__STATED TASK__
Pull every line of the entries that has the word "LUNDI".

__LISTING__
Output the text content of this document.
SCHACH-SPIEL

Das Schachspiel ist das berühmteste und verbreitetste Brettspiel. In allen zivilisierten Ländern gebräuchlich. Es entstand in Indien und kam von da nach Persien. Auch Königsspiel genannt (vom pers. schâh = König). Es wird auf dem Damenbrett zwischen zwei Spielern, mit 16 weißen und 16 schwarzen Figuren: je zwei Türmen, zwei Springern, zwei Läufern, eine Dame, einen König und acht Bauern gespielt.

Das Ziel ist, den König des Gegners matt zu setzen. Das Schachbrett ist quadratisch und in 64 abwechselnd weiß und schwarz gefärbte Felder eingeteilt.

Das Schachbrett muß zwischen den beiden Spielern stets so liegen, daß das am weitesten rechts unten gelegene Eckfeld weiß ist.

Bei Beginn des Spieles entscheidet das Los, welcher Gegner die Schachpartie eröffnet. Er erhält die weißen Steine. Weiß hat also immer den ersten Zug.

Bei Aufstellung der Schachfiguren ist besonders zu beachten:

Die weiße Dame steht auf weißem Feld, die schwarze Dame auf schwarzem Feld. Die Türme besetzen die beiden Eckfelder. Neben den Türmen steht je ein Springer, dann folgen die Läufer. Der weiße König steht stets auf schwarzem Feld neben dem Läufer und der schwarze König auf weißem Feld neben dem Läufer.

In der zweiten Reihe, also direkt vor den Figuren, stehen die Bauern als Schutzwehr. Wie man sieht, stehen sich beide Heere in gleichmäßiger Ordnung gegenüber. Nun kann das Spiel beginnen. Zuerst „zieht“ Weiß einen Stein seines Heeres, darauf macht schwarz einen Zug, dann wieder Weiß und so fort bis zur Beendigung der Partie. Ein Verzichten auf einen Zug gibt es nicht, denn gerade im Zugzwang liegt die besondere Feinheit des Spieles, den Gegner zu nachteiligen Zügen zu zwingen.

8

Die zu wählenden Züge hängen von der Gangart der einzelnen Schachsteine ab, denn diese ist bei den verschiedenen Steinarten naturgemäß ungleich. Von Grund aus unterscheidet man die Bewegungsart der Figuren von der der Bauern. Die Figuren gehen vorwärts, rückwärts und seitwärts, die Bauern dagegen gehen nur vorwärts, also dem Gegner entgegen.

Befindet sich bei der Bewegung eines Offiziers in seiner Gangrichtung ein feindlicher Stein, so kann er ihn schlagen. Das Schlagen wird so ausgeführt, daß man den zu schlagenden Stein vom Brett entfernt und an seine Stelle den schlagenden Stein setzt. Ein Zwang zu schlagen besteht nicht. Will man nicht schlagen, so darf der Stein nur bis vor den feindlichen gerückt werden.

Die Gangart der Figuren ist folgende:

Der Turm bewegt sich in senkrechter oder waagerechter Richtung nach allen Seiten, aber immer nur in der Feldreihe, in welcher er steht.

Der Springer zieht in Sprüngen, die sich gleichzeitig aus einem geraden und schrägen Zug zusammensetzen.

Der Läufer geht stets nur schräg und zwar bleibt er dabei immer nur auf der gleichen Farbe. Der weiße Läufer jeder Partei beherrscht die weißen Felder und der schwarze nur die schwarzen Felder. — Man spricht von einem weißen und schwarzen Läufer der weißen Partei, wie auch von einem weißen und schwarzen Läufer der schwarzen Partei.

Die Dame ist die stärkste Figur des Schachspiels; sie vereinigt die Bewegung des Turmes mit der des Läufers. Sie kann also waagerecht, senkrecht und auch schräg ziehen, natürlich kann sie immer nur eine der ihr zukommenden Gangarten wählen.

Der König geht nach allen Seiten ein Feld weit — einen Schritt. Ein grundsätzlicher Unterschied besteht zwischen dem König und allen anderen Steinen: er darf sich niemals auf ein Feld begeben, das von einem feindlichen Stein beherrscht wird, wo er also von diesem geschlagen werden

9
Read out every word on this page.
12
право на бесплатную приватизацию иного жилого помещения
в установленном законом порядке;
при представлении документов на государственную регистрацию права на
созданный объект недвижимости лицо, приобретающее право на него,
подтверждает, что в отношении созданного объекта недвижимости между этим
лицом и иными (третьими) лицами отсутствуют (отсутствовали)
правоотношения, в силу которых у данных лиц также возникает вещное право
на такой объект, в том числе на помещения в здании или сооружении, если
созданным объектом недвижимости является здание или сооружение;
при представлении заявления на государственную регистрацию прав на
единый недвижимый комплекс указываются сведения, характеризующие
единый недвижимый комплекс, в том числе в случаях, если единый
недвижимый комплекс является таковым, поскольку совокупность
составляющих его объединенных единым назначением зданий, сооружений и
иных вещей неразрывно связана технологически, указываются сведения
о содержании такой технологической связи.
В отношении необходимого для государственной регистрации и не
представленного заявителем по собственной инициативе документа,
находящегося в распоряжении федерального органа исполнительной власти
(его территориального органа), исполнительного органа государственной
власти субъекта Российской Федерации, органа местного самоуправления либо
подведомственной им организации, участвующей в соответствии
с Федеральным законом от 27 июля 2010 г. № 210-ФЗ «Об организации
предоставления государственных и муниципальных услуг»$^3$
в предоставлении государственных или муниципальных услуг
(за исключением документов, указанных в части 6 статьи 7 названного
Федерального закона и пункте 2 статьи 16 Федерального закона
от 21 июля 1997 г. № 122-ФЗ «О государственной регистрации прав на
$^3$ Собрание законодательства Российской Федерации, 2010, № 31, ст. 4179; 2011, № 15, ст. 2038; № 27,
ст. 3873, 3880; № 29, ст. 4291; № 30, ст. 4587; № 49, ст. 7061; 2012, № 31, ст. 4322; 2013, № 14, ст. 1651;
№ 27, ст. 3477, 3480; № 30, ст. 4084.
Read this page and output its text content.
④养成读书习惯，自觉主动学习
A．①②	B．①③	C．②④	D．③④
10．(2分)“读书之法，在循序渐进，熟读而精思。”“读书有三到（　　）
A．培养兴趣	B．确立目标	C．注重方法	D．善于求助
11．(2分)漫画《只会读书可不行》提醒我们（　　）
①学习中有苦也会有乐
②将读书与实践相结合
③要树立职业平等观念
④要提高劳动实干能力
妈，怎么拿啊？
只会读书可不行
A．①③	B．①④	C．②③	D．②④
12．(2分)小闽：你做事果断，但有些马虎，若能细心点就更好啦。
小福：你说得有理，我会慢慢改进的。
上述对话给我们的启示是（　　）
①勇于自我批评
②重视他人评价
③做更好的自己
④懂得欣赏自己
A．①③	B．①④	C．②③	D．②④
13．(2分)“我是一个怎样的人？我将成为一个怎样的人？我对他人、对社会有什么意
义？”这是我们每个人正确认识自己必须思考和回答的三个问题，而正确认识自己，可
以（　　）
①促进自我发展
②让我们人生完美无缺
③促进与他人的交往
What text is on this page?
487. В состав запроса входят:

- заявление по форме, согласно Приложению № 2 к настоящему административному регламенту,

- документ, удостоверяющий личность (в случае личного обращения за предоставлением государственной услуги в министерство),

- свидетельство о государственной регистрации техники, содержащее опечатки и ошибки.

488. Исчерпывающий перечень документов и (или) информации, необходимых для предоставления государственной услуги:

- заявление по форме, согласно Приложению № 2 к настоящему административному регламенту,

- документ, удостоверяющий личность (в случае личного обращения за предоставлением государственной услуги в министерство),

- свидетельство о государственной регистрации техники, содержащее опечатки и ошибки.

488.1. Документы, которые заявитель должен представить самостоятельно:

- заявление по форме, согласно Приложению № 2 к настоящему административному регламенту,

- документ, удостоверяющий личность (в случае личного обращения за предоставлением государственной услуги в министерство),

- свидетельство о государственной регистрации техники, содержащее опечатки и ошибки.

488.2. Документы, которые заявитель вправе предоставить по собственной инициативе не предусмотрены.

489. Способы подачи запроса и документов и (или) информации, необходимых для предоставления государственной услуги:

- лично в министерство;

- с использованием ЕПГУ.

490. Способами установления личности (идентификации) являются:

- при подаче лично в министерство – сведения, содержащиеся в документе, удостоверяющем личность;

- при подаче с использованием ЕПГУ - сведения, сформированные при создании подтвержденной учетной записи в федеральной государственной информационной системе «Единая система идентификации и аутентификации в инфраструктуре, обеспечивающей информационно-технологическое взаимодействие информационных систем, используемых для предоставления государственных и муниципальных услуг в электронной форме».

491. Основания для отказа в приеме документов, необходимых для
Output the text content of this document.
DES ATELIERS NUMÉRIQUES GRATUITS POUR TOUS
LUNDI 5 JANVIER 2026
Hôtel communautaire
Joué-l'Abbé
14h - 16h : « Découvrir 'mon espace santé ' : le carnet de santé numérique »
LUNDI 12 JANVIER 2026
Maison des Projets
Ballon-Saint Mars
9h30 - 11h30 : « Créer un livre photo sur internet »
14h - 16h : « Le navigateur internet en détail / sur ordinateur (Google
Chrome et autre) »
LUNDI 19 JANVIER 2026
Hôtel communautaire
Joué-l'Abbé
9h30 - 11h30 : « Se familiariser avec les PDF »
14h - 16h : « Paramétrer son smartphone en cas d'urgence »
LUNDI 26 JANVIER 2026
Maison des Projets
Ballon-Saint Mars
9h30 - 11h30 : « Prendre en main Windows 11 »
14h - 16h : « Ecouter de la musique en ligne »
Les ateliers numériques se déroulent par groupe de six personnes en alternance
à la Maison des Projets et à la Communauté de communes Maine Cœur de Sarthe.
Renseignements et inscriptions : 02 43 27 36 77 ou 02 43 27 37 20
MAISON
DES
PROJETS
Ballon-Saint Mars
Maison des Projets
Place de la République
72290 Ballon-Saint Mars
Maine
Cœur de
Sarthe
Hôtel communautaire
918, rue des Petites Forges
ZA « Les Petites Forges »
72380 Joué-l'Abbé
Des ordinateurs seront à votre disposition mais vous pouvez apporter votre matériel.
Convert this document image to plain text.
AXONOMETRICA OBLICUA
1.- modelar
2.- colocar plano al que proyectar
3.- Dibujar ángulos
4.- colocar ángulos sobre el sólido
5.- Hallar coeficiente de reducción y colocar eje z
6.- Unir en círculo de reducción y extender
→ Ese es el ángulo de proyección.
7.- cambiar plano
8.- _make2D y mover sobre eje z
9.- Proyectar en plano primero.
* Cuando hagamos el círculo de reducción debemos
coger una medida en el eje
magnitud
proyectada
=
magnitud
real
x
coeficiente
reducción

__TASK RESPONSE__
LUNDI 5 JANVIER 2026
LUNDI 12 JANVIER 2026
LUNDI 19 JANVIER 2026
LUNDI 26 JANVIER 2026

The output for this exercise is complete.